**Set exercise**
Show all lines of the listing that hold the word "JSON".

--- --- ---

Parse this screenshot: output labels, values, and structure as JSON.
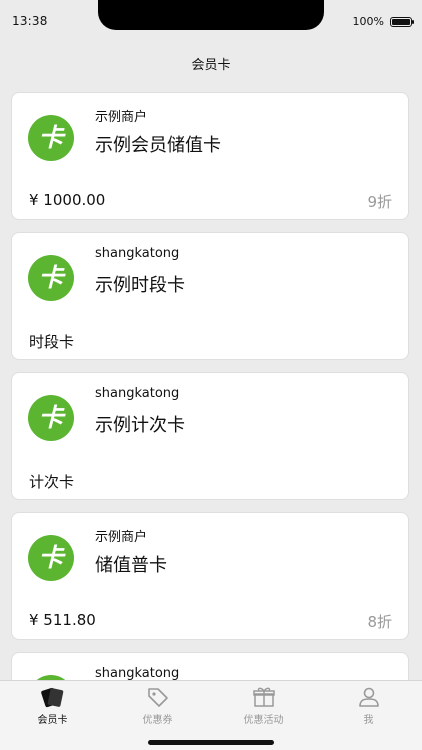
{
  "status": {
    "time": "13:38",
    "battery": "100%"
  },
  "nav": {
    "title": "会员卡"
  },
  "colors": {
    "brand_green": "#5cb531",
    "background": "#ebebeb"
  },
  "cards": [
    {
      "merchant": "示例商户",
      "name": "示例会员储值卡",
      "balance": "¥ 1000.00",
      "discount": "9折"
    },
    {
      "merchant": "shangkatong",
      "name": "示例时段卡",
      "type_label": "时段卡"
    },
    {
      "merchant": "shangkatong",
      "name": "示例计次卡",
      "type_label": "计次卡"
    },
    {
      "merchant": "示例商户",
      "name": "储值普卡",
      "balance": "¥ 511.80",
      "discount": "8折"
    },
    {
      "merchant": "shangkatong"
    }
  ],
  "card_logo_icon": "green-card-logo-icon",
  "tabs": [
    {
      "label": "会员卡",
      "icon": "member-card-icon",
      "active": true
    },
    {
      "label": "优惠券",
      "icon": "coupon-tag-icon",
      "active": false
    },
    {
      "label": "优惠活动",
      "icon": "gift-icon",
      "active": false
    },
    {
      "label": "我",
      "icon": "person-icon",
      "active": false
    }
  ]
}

--- --- ---

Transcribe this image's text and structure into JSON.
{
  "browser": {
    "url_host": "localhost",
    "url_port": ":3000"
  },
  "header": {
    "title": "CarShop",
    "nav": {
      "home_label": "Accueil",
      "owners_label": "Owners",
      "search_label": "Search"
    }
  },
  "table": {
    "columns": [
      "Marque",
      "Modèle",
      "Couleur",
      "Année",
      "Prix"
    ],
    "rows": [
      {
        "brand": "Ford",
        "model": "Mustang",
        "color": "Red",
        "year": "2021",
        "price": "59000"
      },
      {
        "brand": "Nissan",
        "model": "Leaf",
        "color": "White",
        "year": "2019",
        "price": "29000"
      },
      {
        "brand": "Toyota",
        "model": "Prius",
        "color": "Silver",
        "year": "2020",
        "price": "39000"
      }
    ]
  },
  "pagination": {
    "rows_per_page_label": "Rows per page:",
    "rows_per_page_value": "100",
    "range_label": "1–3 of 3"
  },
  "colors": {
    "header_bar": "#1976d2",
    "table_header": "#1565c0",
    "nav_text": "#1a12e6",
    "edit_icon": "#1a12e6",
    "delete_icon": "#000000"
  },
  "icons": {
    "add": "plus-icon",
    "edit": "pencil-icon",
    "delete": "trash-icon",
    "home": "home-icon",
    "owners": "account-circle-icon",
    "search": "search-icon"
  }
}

--- --- ---

**Exercise output**
Parse this screenshot: output labels, values, and structure as JSON.
Transcribe this image's text and structure into JSON.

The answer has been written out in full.